| GIVEN PROBLEM |
Check each line of the data below for the word "price", then extract the ones that have it.

| RECORDED INFORMATION |
* * * * * * * * *
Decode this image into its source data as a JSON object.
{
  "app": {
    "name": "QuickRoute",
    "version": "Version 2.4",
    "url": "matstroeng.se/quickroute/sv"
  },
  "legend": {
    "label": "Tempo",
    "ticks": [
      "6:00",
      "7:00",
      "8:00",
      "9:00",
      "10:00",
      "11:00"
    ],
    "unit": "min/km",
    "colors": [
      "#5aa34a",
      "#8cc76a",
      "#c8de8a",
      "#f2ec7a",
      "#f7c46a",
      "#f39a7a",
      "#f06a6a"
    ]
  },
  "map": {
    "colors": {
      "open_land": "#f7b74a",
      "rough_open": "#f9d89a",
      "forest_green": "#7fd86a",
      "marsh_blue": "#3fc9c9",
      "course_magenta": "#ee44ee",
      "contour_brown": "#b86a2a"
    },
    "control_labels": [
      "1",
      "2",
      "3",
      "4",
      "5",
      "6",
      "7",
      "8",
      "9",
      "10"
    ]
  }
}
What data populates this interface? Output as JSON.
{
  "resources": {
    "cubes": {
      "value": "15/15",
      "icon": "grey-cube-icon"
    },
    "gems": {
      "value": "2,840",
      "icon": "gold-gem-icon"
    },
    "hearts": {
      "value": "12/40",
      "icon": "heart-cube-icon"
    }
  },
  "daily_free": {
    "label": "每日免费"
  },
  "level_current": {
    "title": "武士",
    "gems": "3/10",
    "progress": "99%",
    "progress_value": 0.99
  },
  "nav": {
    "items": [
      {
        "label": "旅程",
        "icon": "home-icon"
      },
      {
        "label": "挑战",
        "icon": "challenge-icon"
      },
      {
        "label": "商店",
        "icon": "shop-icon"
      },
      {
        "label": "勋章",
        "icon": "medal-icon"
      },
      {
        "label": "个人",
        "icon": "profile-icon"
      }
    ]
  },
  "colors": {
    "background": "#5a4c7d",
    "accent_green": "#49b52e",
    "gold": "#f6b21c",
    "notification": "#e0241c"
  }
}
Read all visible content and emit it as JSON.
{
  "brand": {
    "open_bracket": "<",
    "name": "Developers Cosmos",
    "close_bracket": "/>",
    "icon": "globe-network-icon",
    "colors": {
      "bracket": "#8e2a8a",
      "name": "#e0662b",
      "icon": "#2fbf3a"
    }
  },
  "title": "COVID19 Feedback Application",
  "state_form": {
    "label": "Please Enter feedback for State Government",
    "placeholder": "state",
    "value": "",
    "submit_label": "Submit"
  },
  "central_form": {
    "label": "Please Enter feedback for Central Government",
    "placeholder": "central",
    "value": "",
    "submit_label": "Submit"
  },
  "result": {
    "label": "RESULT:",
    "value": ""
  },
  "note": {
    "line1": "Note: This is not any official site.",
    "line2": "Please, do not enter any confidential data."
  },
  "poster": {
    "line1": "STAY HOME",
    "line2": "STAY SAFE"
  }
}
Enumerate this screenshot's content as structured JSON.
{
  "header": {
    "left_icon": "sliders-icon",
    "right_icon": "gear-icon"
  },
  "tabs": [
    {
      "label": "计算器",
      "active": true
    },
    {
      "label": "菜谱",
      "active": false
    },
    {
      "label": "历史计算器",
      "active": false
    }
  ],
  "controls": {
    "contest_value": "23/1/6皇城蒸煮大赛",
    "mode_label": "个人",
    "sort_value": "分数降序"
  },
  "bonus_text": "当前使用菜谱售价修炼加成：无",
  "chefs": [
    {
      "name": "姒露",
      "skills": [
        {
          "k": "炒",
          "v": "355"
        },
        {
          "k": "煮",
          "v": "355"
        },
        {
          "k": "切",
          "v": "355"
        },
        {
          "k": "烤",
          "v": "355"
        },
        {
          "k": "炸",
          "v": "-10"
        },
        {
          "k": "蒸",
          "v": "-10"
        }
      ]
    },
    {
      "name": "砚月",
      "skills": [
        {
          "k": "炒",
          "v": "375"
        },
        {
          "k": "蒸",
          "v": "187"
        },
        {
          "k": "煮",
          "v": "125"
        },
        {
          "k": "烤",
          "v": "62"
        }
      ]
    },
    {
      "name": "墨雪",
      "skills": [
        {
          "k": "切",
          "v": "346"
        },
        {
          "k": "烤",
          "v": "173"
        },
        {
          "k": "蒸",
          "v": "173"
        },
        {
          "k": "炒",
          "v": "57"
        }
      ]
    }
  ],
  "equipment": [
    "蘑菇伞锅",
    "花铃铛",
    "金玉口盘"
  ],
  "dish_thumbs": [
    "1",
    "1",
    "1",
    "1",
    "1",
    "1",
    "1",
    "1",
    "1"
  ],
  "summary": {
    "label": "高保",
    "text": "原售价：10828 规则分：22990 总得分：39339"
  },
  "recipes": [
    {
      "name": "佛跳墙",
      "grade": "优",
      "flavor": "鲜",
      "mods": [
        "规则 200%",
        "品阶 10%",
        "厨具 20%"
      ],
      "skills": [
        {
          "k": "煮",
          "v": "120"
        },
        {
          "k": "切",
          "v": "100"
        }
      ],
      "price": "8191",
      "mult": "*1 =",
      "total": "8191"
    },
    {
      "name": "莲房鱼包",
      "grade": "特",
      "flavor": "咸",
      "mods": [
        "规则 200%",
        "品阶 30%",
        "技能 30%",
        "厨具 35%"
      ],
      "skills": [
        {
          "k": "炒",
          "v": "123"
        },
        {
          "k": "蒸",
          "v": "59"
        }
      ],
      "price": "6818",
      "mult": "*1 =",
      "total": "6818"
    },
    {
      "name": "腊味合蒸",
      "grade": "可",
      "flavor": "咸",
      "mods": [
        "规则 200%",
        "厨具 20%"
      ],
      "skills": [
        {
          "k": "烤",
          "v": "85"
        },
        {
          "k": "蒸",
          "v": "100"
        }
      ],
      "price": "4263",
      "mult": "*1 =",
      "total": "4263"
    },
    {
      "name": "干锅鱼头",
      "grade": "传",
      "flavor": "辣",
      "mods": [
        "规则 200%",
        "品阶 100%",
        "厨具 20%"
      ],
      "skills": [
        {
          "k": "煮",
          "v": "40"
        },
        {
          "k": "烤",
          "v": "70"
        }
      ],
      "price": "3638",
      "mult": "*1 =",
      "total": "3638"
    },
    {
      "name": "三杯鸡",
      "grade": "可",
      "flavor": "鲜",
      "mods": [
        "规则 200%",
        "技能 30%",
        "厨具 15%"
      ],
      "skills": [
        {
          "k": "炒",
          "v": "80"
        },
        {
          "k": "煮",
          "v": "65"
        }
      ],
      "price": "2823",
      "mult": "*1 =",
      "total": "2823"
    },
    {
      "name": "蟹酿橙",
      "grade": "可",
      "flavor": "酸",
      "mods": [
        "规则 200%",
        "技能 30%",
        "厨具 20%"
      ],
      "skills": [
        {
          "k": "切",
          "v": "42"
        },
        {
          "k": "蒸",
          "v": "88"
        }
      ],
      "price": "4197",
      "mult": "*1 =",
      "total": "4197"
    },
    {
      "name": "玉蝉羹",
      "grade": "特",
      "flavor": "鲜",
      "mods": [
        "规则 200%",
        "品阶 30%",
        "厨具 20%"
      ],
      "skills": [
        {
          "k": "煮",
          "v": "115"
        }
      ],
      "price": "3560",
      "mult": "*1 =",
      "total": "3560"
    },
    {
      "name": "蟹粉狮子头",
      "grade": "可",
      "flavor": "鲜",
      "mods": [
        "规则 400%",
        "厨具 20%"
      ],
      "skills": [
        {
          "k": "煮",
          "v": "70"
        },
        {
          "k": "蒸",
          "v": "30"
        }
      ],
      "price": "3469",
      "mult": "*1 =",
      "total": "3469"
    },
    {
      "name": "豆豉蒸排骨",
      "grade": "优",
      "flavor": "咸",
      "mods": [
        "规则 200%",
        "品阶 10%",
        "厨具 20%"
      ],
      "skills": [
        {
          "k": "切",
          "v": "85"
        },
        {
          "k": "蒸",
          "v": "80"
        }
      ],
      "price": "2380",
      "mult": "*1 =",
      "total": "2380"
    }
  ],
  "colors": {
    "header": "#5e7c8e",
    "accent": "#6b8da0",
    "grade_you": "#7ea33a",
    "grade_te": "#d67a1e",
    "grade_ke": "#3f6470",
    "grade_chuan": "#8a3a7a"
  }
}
* * * * * * * * *
| COMPLETE ANSWER |
      "price": "8191",
      "price": "6818",
      "price": "4263",
      "price": "3638",
      "price": "2823",
      "price": "4197",
      "price": "3560",
      "price": "3469",
      "price": "2380",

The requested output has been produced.